## Material supplied
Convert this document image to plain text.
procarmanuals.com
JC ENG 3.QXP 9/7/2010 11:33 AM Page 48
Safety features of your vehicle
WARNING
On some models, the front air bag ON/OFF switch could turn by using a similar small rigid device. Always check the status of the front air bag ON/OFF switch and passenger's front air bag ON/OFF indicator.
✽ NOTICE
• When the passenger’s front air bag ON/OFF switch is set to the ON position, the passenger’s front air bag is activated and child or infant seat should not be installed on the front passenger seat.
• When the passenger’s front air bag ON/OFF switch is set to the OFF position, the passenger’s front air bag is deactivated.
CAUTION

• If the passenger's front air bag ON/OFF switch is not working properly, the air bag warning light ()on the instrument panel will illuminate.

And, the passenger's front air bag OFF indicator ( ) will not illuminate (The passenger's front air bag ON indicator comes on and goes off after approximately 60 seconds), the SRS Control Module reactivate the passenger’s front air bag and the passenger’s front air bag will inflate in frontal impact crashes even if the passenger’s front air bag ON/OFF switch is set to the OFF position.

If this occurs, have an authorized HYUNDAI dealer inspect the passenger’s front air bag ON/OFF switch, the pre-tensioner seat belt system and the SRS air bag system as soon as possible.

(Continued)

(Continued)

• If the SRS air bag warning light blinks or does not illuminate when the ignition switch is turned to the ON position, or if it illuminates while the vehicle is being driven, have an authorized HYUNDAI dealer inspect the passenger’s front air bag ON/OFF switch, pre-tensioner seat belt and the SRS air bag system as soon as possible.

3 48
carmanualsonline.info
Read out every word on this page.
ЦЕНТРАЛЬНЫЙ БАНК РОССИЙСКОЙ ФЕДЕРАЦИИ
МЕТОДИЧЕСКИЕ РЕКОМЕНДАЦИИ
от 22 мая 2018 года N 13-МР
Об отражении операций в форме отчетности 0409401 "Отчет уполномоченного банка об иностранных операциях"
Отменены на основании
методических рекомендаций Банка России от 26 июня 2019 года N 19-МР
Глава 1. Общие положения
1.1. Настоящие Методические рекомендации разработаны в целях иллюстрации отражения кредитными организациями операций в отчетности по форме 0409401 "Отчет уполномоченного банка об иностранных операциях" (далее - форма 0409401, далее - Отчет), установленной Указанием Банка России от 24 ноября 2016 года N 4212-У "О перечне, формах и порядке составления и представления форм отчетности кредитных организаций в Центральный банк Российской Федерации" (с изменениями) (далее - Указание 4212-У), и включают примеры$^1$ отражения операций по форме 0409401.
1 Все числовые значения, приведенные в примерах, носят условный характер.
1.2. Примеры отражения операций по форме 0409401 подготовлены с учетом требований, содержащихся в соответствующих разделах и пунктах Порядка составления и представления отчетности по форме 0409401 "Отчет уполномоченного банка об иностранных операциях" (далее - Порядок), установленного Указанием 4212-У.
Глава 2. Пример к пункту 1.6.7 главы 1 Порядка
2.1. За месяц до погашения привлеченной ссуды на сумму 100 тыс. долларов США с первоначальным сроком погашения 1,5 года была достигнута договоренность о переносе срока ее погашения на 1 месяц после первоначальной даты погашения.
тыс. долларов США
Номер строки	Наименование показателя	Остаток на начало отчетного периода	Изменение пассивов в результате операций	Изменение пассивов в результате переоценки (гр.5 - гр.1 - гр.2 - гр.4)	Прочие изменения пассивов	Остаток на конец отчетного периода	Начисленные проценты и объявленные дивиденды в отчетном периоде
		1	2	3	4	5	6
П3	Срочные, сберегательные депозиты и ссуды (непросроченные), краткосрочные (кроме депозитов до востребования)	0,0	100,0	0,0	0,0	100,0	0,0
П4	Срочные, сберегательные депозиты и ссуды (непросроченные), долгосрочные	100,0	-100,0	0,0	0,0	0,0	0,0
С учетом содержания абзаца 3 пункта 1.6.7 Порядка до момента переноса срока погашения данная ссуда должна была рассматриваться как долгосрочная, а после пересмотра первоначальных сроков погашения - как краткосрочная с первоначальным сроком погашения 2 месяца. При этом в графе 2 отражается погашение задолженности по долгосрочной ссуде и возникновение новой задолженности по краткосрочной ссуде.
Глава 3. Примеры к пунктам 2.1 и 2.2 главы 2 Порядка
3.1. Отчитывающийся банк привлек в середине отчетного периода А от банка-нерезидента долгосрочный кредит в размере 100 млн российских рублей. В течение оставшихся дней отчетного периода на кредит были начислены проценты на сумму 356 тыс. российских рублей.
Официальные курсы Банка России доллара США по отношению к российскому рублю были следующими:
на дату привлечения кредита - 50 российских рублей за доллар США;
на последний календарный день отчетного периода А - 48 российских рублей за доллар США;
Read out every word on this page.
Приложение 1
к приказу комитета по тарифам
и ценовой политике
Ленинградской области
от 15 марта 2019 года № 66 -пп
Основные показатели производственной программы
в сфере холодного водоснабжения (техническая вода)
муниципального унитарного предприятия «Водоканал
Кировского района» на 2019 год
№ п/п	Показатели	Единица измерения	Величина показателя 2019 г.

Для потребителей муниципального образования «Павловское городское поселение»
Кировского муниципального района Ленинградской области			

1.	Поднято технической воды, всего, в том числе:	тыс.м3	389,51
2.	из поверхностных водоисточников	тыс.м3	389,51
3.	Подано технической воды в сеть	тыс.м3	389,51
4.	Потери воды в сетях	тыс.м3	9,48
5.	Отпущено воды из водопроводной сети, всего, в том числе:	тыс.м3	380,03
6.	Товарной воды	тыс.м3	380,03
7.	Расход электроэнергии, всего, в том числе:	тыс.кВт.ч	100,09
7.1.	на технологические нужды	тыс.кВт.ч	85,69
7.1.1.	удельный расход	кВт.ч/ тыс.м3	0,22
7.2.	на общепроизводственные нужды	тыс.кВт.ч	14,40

## What this task involves
Reproduce the data in its entirety, matching each character.

## Answer
Convert this document image to plain text.
procarmanuals.com
JC ENG 3.QXP 9/7/2010 11:33 AM Page 48
Safety features of your vehicle
WARNING
On some models, the front air bag ON/OFF switch could turn by using a similar small rigid device. Always check the status of the front air bag ON/OFF switch and passenger's front air bag ON/OFF indicator.
✽ NOTICE
• When the passenger’s front air bag ON/OFF switch is set to the ON position, the passenger’s front air bag is activated and child or infant seat should not be installed on the front passenger seat.
• When the passenger’s front air bag ON/OFF switch is set to the OFF position, the passenger’s front air bag is deactivated.
CAUTION

• If the passenger's front air bag ON/OFF switch is not working properly, the air bag warning light ()on the instrument panel will illuminate.

And, the passenger's front air bag OFF indicator ( ) will not illuminate (The passenger's front air bag ON indicator comes on and goes off after approximately 60 seconds), the SRS Control Module reactivate the passenger’s front air bag and the passenger’s front air bag will inflate in frontal impact crashes even if the passenger’s front air bag ON/OFF switch is set to the OFF position.

If this occurs, have an authorized HYUNDAI dealer inspect the passenger’s front air bag ON/OFF switch, the pre-tensioner seat belt system and the SRS air bag system as soon as possible.

(Continued)

(Continued)

• If the SRS air bag warning light blinks or does not illuminate when the ignition switch is turned to the ON position, or if it illuminates while the vehicle is being driven, have an authorized HYUNDAI dealer inspect the passenger’s front air bag ON/OFF switch, pre-tensioner seat belt and the SRS air bag system as soon as possible.

3 48
carmanualsonline.info
Read out every word on this page.
ЦЕНТРАЛЬНЫЙ БАНК РОССИЙСКОЙ ФЕДЕРАЦИИ
МЕТОДИЧЕСКИЕ РЕКОМЕНДАЦИИ
от 22 мая 2018 года N 13-МР
Об отражении операций в форме отчетности 0409401 "Отчет уполномоченного банка об иностранных операциях"
Отменены на основании
методических рекомендаций Банка России от 26 июня 2019 года N 19-МР
Глава 1. Общие положения
1.1. Настоящие Методические рекомендации разработаны в целях иллюстрации отражения кредитными организациями операций в отчетности по форме 0409401 "Отчет уполномоченного банка об иностранных операциях" (далее - форма 0409401, далее - Отчет), установленной Указанием Банка России от 24 ноября 2016 года N 4212-У "О перечне, формах и порядке составления и представления форм отчетности кредитных организаций в Центральный банк Российской Федерации" (с изменениями) (далее - Указание 4212-У), и включают примеры$^1$ отражения операций по форме 0409401.
1 Все числовые значения, приведенные в примерах, носят условный характер.
1.2. Примеры отражения операций по форме 0409401 подготовлены с учетом требований, содержащихся в соответствующих разделах и пунктах Порядка составления и представления отчетности по форме 0409401 "Отчет уполномоченного банка об иностранных операциях" (далее - Порядок), установленного Указанием 4212-У.
Глава 2. Пример к пункту 1.6.7 главы 1 Порядка
2.1. За месяц до погашения привлеченной ссуды на сумму 100 тыс. долларов США с первоначальным сроком погашения 1,5 года была достигнута договоренность о переносе срока ее погашения на 1 месяц после первоначальной даты погашения.
тыс. долларов США
Номер строки	Наименование показателя	Остаток на начало отчетного периода	Изменение пассивов в результате операций	Изменение пассивов в результате переоценки (гр.5 - гр.1 - гр.2 - гр.4)	Прочие изменения пассивов	Остаток на конец отчетного периода	Начисленные проценты и объявленные дивиденды в отчетном периоде
		1	2	3	4	5	6
П3	Срочные, сберегательные депозиты и ссуды (непросроченные), краткосрочные (кроме депозитов до востребования)	0,0	100,0	0,0	0,0	100,0	0,0
П4	Срочные, сберегательные депозиты и ссуды (непросроченные), долгосрочные	100,0	-100,0	0,0	0,0	0,0	0,0
С учетом содержания абзаца 3 пункта 1.6.7 Порядка до момента переноса срока погашения данная ссуда должна была рассматриваться как долгосрочная, а после пересмотра первоначальных сроков погашения - как краткосрочная с первоначальным сроком погашения 2 месяца. При этом в графе 2 отражается погашение задолженности по долгосрочной ссуде и возникновение новой задолженности по краткосрочной ссуде.
Глава 3. Примеры к пунктам 2.1 и 2.2 главы 2 Порядка
3.1. Отчитывающийся банк привлек в середине отчетного периода А от банка-нерезидента долгосрочный кредит в размере 100 млн российских рублей. В течение оставшихся дней отчетного периода на кредит были начислены проценты на сумму 356 тыс. российских рублей.
Официальные курсы Банка России доллара США по отношению к российскому рублю были следующими:
на дату привлечения кредита - 50 российских рублей за доллар США;
на последний календарный день отчетного периода А - 48 российских рублей за доллар США;
Read out every word on this page.
Приложение 1
к приказу комитета по тарифам
и ценовой политике
Ленинградской области
от 15 марта 2019 года № 66 -пп
Основные показатели производственной программы
в сфере холодного водоснабжения (техническая вода)
муниципального унитарного предприятия «Водоканал
Кировского района» на 2019 год
№ п/п	Показатели	Единица измерения	Величина показателя 2019 г.

Для потребителей муниципального образования «Павловское городское поселение»
Кировского муниципального района Ленинградской области			

1.	Поднято технической воды, всего, в том числе:	тыс.м3	389,51
2.	из поверхностных водоисточников	тыс.м3	389,51
3.	Подано технической воды в сеть	тыс.м3	389,51
4.	Потери воды в сетях	тыс.м3	9,48
5.	Отпущено воды из водопроводной сети, всего, в том числе:	тыс.м3	380,03
6.	Товарной воды	тыс.м3	380,03
7.	Расход электроэнергии, всего, в том числе:	тыс.кВт.ч	100,09
7.1.	на технологические нужды	тыс.кВт.ч	85,69
7.1.1.	удельный расход	кВт.ч/ тыс.м3	0,22
7.2.	на общепроизводственные нужды	тыс.кВт.ч	14,40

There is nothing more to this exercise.